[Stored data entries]
((

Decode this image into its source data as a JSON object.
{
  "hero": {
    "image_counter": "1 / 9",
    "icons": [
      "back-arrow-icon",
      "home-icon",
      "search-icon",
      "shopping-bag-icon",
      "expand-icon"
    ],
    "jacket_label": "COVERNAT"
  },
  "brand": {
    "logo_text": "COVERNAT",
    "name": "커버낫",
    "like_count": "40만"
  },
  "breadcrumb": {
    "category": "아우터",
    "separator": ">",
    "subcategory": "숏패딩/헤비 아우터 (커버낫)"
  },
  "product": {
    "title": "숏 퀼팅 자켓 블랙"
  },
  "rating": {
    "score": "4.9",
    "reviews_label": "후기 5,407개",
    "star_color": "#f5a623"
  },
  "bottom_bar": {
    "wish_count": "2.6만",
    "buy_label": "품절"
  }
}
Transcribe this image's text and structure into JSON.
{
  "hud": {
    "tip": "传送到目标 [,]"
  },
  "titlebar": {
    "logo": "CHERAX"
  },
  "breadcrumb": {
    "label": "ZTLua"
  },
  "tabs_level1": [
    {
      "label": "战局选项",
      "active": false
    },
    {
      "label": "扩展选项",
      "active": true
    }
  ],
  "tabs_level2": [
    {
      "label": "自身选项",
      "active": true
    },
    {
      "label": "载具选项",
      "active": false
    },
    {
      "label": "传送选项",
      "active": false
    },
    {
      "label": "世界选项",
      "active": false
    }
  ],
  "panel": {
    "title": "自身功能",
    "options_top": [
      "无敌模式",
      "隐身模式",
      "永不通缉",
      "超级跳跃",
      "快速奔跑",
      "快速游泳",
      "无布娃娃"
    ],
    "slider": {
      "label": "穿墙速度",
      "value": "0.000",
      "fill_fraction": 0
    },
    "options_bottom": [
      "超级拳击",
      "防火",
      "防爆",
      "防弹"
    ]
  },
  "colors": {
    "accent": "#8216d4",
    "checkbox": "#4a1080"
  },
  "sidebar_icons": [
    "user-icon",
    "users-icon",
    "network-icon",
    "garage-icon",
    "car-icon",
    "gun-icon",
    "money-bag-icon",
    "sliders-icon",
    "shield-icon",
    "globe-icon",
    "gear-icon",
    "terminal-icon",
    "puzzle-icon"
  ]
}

))

▶ _Requirement_: Gather all lines of the records that include the word "into".

▶ _Answer for this exercise_:
Decode this image into its source data as a JSON object.
Transcribe this image's text and structure into JSON.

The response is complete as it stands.